Trata-se de um tema arrepiante, este da convocação de um Congresso dos Desaparecidos, em que os mortos vão se reunir, discursar e lançar um manifesto. O tempo passa, ditaduras e governos democráticos se sucedem e de vez em quando somos lembrados da existência destes fantasmas, como se estivessem encobertos por uma espessa nuvem obscurantista. Deles ouvimos, esporadicamente, apenas sussurros e ruídos, trazendo de volta parte de uma história infame banida de nossa memória.
São homens e mulheres, grande parte deles jovens, que não figuram nos compêndios oficiais de História. Sua breve trajetória entre nós, violentamente interrompida por agentes policiais a serviço do Estado ditatorial, ainda não virou filme nem chegou aos palcos de um teatro. Seus corpos foram enterrados clandestinamente. Os assassinos perdoados, anistiados de antemão.
Mas agora acaba de sair um livro que anuncia a realização do Primeiro Congresso Nacional dos Desaparecidos Políticos. Algo tão tenebroso que só mesmo uma literatura de ficção poderia enfrentar, tal a estupefação a que somos transportados. Circula uma lista oficial de convidados, que pretende reunir os despojos de 240 pessoas, cujas mortes foram, depois de anos de luta, certificadas pelo estado ditatorial. Uma ficção entrelaçada com a realidade, num tom que se afasta do kafkiano.
# # # # # # #
Exercícios –
- A) Reproduza, sem qualquer alteração, a passagem do texto sobre o Congresso dos Desaparecidos que vai de "Trata-se de um" até "de nossa memória.".
- B) Com base no texto sobre o Congresso dos Desaparecidos, responda:
(i) O que os mortos vão fazer no congresso, além de se reunir?
(ii) De que forma os corpos foram enterrados?
(iii) Quantas pessoas a lista oficial de convidados pretende reunir?
Baseie-se somente no texto sobre o Congresso dos Desaparecidos apresentado acima.
# # # # # # #
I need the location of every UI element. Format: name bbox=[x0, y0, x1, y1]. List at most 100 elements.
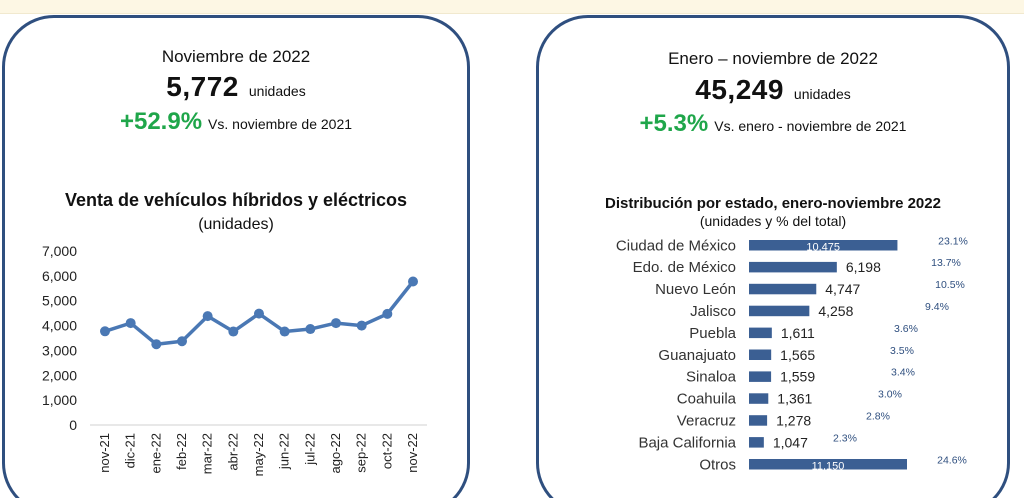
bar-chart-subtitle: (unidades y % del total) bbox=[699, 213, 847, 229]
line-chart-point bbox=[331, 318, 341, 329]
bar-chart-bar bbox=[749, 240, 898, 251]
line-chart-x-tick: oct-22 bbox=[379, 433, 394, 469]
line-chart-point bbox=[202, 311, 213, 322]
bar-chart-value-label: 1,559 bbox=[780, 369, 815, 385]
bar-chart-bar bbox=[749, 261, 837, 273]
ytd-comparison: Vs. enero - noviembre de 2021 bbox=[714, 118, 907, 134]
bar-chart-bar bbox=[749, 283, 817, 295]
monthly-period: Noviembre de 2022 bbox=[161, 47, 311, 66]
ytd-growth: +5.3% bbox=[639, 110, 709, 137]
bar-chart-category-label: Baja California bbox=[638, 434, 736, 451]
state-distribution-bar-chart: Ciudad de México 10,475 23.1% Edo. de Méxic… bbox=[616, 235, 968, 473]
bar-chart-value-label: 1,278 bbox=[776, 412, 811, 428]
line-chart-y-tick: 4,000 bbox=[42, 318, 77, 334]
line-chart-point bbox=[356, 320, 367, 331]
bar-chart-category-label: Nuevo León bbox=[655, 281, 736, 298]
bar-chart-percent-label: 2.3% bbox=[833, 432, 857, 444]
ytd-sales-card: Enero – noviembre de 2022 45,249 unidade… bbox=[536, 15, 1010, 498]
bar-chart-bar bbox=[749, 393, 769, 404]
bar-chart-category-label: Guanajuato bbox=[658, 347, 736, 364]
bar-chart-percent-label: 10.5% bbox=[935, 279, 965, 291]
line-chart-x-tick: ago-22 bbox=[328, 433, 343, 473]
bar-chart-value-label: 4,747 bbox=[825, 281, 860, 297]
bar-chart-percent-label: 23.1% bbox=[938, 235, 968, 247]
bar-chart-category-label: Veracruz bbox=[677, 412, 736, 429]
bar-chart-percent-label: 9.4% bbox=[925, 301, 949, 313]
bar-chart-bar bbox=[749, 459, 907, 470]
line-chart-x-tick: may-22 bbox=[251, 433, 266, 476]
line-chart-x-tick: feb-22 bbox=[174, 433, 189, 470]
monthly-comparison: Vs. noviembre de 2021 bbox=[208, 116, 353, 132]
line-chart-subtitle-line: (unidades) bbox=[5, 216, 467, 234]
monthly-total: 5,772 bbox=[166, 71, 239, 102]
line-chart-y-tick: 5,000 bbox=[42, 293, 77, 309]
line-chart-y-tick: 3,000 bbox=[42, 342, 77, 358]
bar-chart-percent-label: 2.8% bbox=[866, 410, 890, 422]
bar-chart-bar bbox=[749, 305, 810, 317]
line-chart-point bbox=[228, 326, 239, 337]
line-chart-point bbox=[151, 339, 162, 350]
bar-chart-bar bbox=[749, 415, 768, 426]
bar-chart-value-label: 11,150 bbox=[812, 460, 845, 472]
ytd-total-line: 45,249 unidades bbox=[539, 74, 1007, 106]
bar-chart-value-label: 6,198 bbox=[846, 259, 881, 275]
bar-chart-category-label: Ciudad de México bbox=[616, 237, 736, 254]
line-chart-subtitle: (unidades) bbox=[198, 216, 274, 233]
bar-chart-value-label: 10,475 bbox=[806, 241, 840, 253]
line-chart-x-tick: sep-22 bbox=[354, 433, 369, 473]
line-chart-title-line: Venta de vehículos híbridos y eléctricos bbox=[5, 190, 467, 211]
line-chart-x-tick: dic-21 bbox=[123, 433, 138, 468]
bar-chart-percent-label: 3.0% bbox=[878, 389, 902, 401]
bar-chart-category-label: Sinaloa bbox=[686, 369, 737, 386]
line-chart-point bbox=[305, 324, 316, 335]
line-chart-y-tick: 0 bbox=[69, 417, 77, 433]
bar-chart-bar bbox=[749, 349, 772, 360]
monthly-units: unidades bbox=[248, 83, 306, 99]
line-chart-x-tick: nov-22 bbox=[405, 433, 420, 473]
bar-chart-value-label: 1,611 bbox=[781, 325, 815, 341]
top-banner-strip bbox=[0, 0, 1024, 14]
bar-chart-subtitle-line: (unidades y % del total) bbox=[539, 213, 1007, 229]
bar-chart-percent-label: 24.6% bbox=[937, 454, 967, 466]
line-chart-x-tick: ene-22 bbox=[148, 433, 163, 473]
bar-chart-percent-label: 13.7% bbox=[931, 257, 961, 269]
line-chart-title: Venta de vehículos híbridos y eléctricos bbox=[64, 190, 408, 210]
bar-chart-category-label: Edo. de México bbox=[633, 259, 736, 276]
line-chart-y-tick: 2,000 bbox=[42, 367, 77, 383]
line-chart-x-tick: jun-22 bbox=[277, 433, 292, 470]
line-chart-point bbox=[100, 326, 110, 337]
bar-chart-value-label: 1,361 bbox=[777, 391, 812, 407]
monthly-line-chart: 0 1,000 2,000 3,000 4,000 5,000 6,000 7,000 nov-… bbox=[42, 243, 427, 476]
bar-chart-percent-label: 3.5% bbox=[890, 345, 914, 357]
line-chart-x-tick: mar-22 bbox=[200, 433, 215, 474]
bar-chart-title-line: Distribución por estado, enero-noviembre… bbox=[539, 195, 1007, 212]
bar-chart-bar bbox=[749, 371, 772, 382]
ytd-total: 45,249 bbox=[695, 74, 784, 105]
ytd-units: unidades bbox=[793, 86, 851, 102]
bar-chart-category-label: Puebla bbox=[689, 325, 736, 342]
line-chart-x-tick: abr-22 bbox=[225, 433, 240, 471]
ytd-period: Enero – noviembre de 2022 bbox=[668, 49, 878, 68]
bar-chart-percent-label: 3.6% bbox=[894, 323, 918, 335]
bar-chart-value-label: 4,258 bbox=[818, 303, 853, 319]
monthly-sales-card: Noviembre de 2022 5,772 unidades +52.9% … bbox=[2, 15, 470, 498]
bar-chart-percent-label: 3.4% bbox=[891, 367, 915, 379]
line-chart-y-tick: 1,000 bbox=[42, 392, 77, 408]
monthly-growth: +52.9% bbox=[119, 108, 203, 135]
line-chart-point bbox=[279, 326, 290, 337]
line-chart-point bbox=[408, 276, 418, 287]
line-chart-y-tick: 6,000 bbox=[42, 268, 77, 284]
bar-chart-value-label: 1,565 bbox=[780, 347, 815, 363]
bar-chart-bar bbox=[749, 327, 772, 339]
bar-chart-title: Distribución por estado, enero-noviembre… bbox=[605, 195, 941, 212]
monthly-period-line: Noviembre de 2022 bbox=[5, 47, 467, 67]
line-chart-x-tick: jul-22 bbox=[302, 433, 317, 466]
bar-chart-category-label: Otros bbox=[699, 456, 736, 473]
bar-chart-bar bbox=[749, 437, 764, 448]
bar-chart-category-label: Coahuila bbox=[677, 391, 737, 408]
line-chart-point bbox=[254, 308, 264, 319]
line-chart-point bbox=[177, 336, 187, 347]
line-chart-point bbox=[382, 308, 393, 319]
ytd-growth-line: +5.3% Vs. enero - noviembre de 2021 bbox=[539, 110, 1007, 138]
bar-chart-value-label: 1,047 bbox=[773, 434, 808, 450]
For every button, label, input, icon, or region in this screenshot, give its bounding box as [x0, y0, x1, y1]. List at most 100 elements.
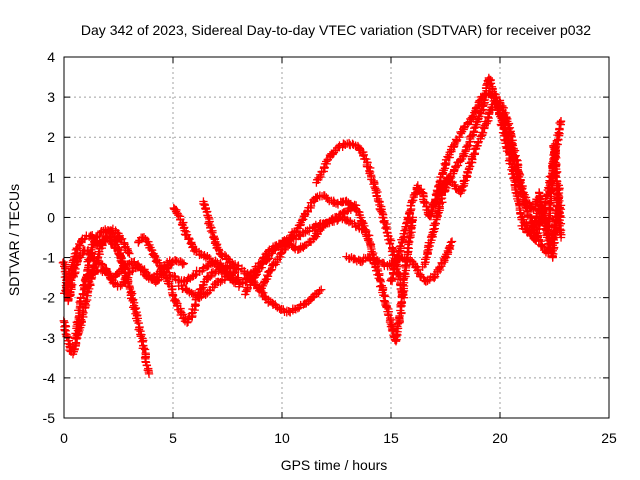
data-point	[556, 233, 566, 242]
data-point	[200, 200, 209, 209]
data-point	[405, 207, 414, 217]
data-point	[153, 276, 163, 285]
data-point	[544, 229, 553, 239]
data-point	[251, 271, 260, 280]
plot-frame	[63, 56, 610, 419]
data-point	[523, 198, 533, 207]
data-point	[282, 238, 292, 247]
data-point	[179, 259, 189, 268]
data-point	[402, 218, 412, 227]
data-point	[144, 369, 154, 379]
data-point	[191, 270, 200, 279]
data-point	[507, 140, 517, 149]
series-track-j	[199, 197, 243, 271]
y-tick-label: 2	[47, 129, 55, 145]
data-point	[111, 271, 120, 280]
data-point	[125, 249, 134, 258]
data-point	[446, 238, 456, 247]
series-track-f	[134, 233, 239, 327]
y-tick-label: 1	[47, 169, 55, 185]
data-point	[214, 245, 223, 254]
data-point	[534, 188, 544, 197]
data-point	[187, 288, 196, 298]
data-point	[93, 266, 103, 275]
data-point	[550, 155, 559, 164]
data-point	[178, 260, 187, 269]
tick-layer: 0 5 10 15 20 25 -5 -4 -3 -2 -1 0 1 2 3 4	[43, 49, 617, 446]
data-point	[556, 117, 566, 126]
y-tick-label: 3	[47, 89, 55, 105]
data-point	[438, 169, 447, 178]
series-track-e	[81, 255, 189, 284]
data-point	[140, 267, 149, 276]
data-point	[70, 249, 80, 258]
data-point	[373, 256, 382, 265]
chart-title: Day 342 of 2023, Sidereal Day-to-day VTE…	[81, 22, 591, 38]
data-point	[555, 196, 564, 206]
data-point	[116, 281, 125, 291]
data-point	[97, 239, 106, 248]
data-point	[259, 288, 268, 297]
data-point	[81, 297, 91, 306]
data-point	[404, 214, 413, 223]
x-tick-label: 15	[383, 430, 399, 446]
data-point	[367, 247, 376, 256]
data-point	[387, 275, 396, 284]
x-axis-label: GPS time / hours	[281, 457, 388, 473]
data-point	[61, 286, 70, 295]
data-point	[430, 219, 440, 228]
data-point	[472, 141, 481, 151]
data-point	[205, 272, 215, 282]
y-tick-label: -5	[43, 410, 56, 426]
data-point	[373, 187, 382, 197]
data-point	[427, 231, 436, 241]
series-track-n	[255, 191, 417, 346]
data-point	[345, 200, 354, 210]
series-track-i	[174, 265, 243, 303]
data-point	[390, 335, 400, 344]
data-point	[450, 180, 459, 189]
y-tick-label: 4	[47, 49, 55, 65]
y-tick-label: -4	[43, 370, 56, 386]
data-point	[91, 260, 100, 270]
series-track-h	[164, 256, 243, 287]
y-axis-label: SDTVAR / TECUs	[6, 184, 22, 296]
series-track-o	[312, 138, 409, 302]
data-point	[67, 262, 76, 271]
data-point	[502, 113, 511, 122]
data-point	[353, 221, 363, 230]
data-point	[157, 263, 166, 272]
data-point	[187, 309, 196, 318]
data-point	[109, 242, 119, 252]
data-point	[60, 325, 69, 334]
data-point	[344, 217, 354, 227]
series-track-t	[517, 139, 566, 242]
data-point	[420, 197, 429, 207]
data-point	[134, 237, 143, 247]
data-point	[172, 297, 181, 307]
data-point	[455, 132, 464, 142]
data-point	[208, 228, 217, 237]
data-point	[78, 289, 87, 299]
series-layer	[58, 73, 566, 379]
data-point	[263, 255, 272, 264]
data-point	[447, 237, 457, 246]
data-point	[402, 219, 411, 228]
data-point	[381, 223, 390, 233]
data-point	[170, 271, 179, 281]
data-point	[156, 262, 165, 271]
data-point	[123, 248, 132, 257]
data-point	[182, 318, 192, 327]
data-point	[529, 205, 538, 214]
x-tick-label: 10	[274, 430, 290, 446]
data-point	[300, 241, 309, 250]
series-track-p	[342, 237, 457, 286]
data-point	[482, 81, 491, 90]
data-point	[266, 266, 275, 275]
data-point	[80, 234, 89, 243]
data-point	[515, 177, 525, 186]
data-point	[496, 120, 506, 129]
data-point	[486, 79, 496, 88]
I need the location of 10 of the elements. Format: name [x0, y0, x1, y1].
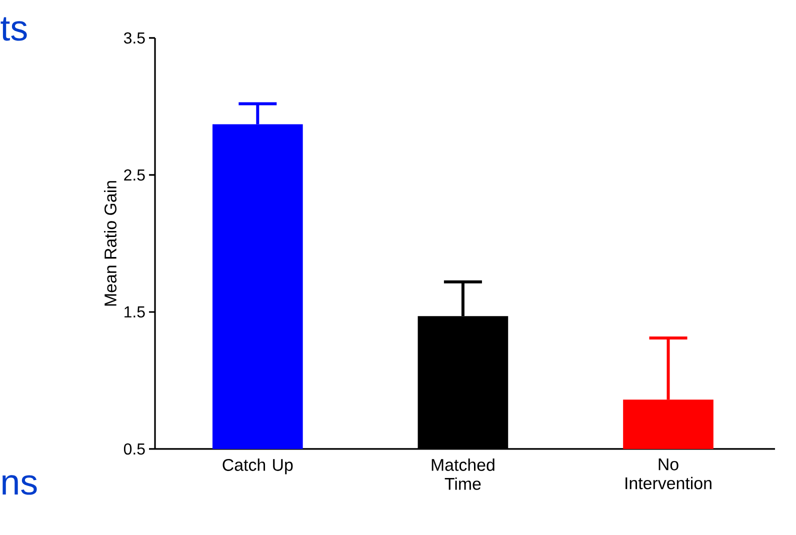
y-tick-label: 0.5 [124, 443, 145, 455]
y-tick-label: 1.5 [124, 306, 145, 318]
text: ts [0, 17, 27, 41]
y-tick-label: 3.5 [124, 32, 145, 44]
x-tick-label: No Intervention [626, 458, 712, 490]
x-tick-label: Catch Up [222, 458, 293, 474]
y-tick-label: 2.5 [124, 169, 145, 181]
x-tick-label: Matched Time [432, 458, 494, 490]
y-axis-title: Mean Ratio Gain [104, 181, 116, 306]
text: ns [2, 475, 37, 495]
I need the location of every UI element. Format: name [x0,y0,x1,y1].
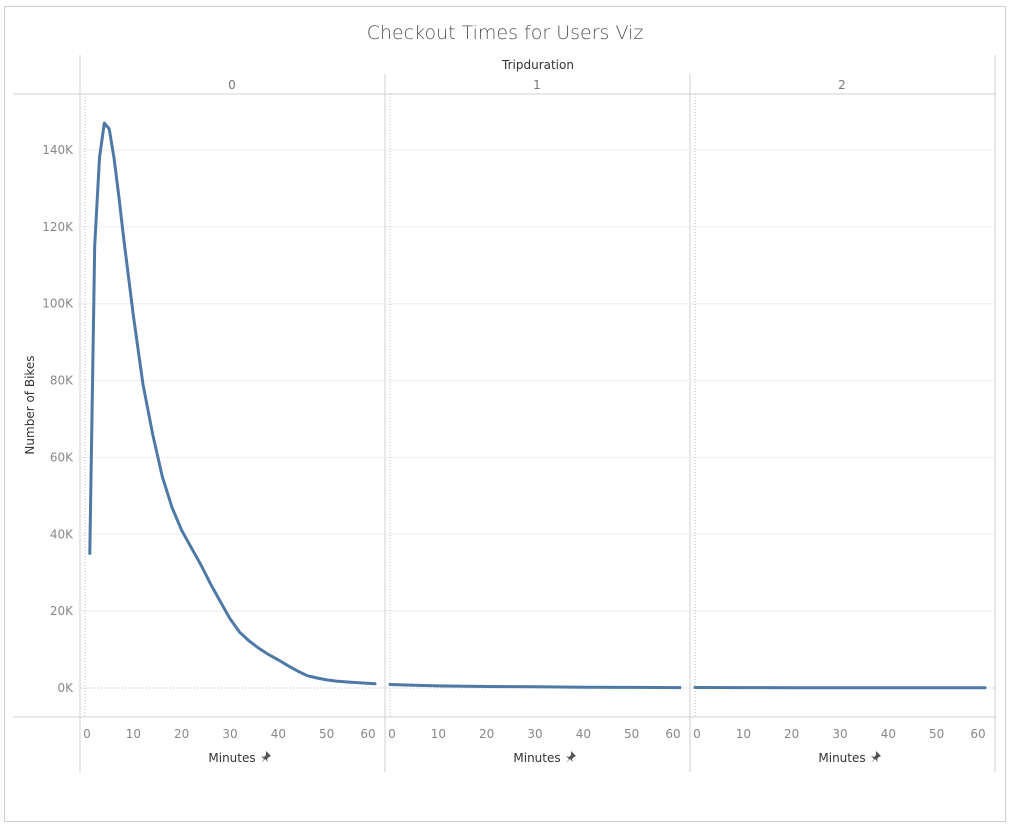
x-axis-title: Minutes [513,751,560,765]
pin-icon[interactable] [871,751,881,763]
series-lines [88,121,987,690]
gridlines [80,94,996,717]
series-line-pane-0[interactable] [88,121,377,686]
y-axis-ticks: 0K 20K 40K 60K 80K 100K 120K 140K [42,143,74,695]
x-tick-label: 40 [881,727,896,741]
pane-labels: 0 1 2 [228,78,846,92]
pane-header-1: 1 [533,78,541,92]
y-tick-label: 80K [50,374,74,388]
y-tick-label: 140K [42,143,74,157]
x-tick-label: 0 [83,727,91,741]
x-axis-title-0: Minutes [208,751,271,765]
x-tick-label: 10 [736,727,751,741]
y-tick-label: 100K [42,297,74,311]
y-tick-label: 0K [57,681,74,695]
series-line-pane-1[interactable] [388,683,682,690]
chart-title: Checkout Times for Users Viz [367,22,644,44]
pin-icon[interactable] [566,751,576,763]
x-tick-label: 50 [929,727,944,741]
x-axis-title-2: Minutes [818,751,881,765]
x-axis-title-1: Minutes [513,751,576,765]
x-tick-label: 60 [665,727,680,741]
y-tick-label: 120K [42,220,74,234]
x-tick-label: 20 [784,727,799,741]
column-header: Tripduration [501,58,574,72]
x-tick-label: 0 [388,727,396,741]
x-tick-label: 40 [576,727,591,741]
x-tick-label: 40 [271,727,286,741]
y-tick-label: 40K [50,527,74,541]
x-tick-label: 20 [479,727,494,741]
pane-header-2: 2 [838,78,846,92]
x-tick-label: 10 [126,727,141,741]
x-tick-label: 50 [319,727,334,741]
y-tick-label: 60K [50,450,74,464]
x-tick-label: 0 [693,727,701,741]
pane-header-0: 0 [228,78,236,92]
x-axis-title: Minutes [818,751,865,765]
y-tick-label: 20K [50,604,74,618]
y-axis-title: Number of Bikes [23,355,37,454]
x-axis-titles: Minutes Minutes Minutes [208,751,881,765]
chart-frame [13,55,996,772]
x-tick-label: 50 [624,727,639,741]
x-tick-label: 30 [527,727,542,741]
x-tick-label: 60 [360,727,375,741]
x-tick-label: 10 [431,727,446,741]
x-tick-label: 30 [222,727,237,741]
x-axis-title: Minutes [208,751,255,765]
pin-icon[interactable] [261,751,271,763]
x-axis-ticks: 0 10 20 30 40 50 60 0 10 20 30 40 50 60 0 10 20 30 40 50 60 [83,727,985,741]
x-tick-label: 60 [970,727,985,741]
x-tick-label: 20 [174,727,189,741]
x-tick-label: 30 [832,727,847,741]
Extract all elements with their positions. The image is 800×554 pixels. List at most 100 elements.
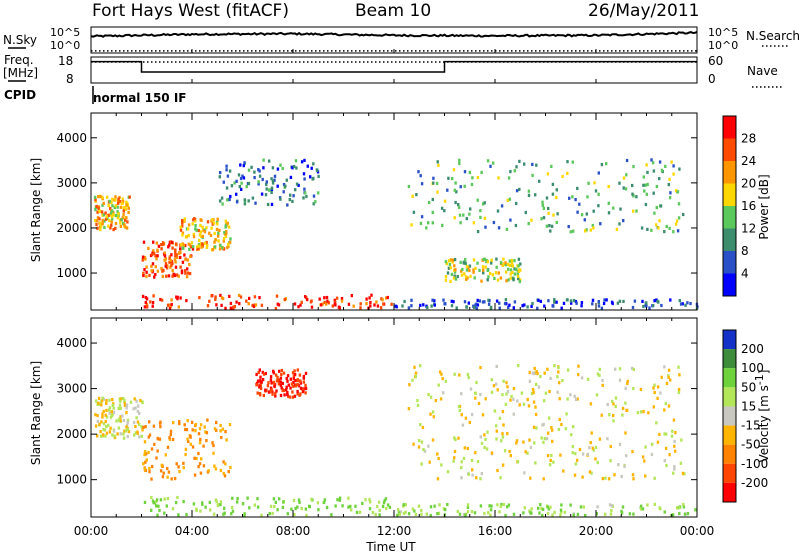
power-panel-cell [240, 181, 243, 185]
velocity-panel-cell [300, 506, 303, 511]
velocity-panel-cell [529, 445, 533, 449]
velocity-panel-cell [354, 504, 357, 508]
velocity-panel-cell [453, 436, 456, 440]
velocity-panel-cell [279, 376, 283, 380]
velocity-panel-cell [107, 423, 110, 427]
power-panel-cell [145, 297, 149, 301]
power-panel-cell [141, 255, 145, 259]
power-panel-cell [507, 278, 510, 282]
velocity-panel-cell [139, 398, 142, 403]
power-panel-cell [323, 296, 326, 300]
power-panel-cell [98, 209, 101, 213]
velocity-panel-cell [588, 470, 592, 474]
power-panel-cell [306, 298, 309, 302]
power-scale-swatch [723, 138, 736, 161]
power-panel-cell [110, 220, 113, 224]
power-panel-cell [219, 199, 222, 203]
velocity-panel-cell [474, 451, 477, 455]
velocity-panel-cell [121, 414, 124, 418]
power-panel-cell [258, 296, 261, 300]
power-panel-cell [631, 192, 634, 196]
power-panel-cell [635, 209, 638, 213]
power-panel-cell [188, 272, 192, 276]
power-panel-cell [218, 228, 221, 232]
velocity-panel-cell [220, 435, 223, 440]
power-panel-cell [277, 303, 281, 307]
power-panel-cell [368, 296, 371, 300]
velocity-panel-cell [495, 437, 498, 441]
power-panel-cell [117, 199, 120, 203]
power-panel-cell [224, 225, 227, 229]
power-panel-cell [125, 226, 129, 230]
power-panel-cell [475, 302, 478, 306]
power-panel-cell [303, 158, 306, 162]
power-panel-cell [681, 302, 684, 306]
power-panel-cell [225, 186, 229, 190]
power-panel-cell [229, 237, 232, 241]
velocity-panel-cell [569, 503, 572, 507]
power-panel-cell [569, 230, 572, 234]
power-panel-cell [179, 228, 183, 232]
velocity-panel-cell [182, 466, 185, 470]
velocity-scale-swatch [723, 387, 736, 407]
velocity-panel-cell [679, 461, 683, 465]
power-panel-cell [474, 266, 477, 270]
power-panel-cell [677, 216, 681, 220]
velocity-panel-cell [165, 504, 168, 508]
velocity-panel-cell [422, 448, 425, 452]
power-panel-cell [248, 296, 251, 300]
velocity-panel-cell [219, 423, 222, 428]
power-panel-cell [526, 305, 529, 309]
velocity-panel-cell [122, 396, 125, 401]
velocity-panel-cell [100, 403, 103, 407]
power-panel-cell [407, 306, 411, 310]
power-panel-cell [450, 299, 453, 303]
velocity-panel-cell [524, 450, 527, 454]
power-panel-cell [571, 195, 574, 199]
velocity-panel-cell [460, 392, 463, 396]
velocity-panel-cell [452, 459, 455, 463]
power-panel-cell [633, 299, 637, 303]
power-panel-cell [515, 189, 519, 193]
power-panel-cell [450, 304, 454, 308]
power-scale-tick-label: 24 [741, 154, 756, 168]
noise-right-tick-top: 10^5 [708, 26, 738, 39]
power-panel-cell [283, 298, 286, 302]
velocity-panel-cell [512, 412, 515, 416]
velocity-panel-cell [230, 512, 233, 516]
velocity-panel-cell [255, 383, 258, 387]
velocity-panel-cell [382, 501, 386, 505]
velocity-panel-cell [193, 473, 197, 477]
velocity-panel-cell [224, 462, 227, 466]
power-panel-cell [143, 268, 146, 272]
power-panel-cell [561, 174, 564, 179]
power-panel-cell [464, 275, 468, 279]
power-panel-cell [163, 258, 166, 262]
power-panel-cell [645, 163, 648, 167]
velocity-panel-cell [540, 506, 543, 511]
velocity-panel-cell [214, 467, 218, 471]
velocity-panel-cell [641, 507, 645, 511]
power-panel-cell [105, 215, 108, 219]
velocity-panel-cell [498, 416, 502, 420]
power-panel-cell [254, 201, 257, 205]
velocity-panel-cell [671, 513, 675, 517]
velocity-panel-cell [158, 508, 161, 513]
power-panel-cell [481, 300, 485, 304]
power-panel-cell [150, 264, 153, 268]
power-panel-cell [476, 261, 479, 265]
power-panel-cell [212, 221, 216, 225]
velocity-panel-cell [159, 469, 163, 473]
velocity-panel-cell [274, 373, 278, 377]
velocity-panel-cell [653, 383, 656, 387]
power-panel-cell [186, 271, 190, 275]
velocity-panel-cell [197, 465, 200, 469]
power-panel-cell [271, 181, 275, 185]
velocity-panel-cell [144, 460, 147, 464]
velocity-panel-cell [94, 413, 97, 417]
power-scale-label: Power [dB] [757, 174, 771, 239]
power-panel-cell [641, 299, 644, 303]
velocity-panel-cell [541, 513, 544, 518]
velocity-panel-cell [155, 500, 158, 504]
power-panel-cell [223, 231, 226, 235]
# # # # # # #
Respostas –
- A)
Trata-se de um tema arrepiante, este da convocação de um Congresso dos Desaparecidos, em que os mortos vão se reunir, discursar e lançar um manifesto. O tempo passa, ditaduras e governos democráticos se sucedem e de vez em quando somos lembrados da existência destes fantasmas, como se estivessem encobertos por uma espessa nuvem obscurantista. Deles ouvimos, esporadicamente, apenas sussurros e ruídos, trazendo de volta parte de uma história infame banida de nossa memória.

- B)
(i) Vão discursar e lançar um manifesto.
(ii) Foram enterrados clandestinamente.
(iii) Pretende reunir os despojos de 240 pessoas.